Data for this task =>
***

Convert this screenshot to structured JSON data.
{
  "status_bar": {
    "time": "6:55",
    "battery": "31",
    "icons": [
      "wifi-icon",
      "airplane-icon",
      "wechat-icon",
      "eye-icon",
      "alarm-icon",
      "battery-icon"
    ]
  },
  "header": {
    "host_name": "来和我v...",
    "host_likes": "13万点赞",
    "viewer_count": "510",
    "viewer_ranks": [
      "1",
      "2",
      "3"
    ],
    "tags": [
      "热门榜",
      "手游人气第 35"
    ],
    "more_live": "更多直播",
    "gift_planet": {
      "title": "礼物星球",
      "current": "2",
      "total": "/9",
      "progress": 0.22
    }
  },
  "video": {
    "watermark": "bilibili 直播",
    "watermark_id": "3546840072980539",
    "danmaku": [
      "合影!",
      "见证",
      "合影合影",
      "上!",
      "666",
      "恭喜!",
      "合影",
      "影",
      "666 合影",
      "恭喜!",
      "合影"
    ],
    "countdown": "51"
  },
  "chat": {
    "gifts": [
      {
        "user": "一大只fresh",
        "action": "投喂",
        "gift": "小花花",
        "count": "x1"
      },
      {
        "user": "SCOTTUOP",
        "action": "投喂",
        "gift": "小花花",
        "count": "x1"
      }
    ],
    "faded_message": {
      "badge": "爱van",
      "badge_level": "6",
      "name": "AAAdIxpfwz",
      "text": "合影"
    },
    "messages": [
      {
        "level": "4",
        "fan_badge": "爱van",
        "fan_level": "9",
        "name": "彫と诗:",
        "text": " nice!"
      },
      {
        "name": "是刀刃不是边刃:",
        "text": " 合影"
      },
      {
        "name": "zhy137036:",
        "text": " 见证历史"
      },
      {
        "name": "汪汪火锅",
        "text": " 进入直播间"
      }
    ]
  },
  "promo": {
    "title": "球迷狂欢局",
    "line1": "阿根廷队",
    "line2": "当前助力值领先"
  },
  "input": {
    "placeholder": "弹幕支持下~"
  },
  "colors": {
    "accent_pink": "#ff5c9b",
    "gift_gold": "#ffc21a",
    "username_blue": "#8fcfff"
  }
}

***

Instructions for the task => Set down the listing in full, keeping every word exactly as it is.

Task answer =>
Convert this screenshot to structured JSON data.
{
  "status_bar": {
    "time": "6:55",
    "battery": "31",
    "icons": [
      "wifi-icon",
      "airplane-icon",
      "wechat-icon",
      "eye-icon",
      "alarm-icon",
      "battery-icon"
    ]
  },
  "header": {
    "host_name": "来和我v...",
    "host_likes": "13万点赞",
    "viewer_count": "510",
    "viewer_ranks": [
      "1",
      "2",
      "3"
    ],
    "tags": [
      "热门榜",
      "手游人气第 35"
    ],
    "more_live": "更多直播",
    "gift_planet": {
      "title": "礼物星球",
      "current": "2",
      "total": "/9",
      "progress": 0.22
    }
  },
  "video": {
    "watermark": "bilibili 直播",
    "watermark_id": "3546840072980539",
    "danmaku": [
      "合影!",
      "见证",
      "合影合影",
      "上!",
      "666",
      "恭喜!",
      "合影",
      "影",
      "666 合影",
      "恭喜!",
      "合影"
    ],
    "countdown": "51"
  },
  "chat": {
    "gifts": [
      {
        "user": "一大只fresh",
        "action": "投喂",
        "gift": "小花花",
        "count": "x1"
      },
      {
        "user": "SCOTTUOP",
        "action": "投喂",
        "gift": "小花花",
        "count": "x1"
      }
    ],
    "faded_message": {
      "badge": "爱van",
      "badge_level": "6",
      "name": "AAAdIxpfwz",
      "text": "合影"
    },
    "messages": [
      {
        "level": "4",
        "fan_badge": "爱van",
        "fan_level": "9",
        "name": "彫と诗:",
        "text": " nice!"
      },
      {
        "name": "是刀刃不是边刃:",
        "text": " 合影"
      },
      {
        "name": "zhy137036:",
        "text": " 见证历史"
      },
      {
        "name": "汪汪火锅",
        "text": " 进入直播间"
      }
    ]
  },
  "promo": {
    "title": "球迷狂欢局",
    "line1": "阿根廷队",
    "line2": "当前助力值领先"
  },
  "input": {
    "placeholder": "弹幕支持下~"
  },
  "colors": {
    "accent_pink": "#ff5c9b",
    "gift_gold": "#ffc21a",
    "username_blue": "#8fcfff"
  }
}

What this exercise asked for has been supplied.